> **PROBLEM**: Reproduce every line of the data below without any changes.

━━━━━ DATA SECTION ━━━━━

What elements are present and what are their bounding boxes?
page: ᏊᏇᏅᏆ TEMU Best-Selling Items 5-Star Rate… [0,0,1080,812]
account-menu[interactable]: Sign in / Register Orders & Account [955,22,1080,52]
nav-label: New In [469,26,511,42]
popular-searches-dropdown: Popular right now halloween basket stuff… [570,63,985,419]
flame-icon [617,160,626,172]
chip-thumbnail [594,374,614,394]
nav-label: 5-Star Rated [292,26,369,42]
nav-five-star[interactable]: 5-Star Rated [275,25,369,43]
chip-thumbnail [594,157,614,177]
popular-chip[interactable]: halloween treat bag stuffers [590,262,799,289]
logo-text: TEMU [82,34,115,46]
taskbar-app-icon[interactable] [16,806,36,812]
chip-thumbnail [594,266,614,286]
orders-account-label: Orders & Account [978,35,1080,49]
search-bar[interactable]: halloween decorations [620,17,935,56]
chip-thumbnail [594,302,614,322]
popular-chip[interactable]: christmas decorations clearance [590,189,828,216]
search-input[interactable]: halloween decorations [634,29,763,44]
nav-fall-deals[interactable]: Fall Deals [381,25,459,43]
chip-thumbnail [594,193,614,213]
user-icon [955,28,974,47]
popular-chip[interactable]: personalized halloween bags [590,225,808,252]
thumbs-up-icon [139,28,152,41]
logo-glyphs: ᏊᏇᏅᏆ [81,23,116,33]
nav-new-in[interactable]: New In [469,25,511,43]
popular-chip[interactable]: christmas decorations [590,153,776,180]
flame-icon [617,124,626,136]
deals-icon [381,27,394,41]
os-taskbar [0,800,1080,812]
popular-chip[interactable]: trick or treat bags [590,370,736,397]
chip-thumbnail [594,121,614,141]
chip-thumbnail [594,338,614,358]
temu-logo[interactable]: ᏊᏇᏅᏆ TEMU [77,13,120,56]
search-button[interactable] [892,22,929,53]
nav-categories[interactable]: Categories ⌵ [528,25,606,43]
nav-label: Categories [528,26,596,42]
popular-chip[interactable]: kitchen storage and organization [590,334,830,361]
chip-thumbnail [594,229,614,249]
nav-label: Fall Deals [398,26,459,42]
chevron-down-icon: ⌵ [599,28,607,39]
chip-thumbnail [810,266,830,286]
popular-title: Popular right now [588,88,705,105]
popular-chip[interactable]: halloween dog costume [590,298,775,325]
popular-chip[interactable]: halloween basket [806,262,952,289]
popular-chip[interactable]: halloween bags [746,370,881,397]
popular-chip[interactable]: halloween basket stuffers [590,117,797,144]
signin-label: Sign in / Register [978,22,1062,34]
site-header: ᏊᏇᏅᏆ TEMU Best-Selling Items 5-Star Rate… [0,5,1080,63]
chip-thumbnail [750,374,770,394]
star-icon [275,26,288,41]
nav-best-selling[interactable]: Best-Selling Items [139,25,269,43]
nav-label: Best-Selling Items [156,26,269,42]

━━━━━

> **ANSWER TO THIS EXERCISE**:
What elements are present and what are their bounding boxes?
page: ᏊᏇᏅᏆ TEMU Best-Selling Items 5-Star Rate… [0,0,1080,812]
account-menu[interactable]: Sign in / Register Orders & Account [955,22,1080,52]
nav-label: New In [469,26,511,42]
popular-searches-dropdown: Popular right now halloween basket stuff… [570,63,985,419]
flame-icon [617,160,626,172]
chip-thumbnail [594,374,614,394]
nav-label: 5-Star Rated [292,26,369,42]
nav-five-star[interactable]: 5-Star Rated [275,25,369,43]
chip-thumbnail [594,157,614,177]
popular-chip[interactable]: halloween treat bag stuffers [590,262,799,289]
logo-text: TEMU [82,34,115,46]
taskbar-app-icon[interactable] [16,806,36,812]
chip-thumbnail [594,266,614,286]
orders-account-label: Orders & Account [978,35,1080,49]
search-bar[interactable]: halloween decorations [620,17,935,56]
chip-thumbnail [594,302,614,322]
popular-chip[interactable]: christmas decorations clearance [590,189,828,216]
search-input[interactable]: halloween decorations [634,29,763,44]
nav-fall-deals[interactable]: Fall Deals [381,25,459,43]
chip-thumbnail [594,193,614,213]
user-icon [955,28,974,47]
popular-chip[interactable]: personalized halloween bags [590,225,808,252]
thumbs-up-icon [139,28,152,41]
logo-glyphs: ᏊᏇᏅᏆ [81,23,116,33]
nav-new-in[interactable]: New In [469,25,511,43]
popular-chip[interactable]: christmas decorations [590,153,776,180]
flame-icon [617,124,626,136]
deals-icon [381,27,394,41]
os-taskbar [0,800,1080,812]
popular-chip[interactable]: trick or treat bags [590,370,736,397]
chip-thumbnail [594,121,614,141]
chip-thumbnail [594,338,614,358]
temu-logo[interactable]: ᏊᏇᏅᏆ TEMU [77,13,120,56]
search-button[interactable] [892,22,929,53]
nav-categories[interactable]: Categories ⌵ [528,25,606,43]
nav-label: Categories [528,26,596,42]
popular-chip[interactable]: kitchen storage and organization [590,334,830,361]
chip-thumbnail [594,229,614,249]
nav-label: Fall Deals [398,26,459,42]
chevron-down-icon: ⌵ [599,28,607,39]
chip-thumbnail [810,266,830,286]
popular-title: Popular right now [588,88,705,105]
popular-chip[interactable]: halloween dog costume [590,298,775,325]
popular-chip[interactable]: halloween basket [806,262,952,289]
popular-chip[interactable]: halloween bags [746,370,881,397]
popular-chip[interactable]: halloween basket stuffers [590,117,797,144]
signin-label: Sign in / Register [978,22,1062,34]
site-header: ᏊᏇᏅᏆ TEMU Best-Selling Items 5-Star Rate… [0,5,1080,63]
chip-thumbnail [750,374,770,394]
star-icon [275,26,288,41]
nav-best-selling[interactable]: Best-Selling Items [139,25,269,43]
nav-label: Best-Selling Items [156,26,269,42]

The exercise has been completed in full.